**WHAT IS REQUIRED**
Write out all of the lines below, exactly and completely.

(Data entries)
* * * * * * *

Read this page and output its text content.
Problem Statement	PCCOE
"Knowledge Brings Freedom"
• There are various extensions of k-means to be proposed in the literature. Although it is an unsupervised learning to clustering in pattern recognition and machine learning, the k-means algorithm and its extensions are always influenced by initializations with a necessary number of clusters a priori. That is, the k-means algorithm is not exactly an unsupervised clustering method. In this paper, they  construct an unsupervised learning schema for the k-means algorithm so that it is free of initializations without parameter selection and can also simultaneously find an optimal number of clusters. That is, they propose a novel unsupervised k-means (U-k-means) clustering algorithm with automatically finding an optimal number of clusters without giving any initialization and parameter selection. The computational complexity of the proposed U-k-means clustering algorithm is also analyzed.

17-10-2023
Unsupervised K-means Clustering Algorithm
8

* * * * * * *

**CORRECT RESULT**
Read this page and output its text content.
Problem Statement	PCCOE
"Knowledge Brings Freedom"
• There are various extensions of k-means to be proposed in the literature. Although it is an unsupervised learning to clustering in pattern recognition and machine learning, the k-means algorithm and its extensions are always influenced by initializations with a necessary number of clusters a priori. That is, the k-means algorithm is not exactly an unsupervised clustering method. In this paper, they  construct an unsupervised learning schema for the k-means algorithm so that it is free of initializations without parameter selection and can also simultaneously find an optimal number of clusters. That is, they propose a novel unsupervised k-means (U-k-means) clustering algorithm with automatically finding an optimal number of clusters without giving any initialization and parameter selection. The computational complexity of the proposed U-k-means clustering algorithm is also analyzed.

17-10-2023
Unsupervised K-means Clustering Algorithm
8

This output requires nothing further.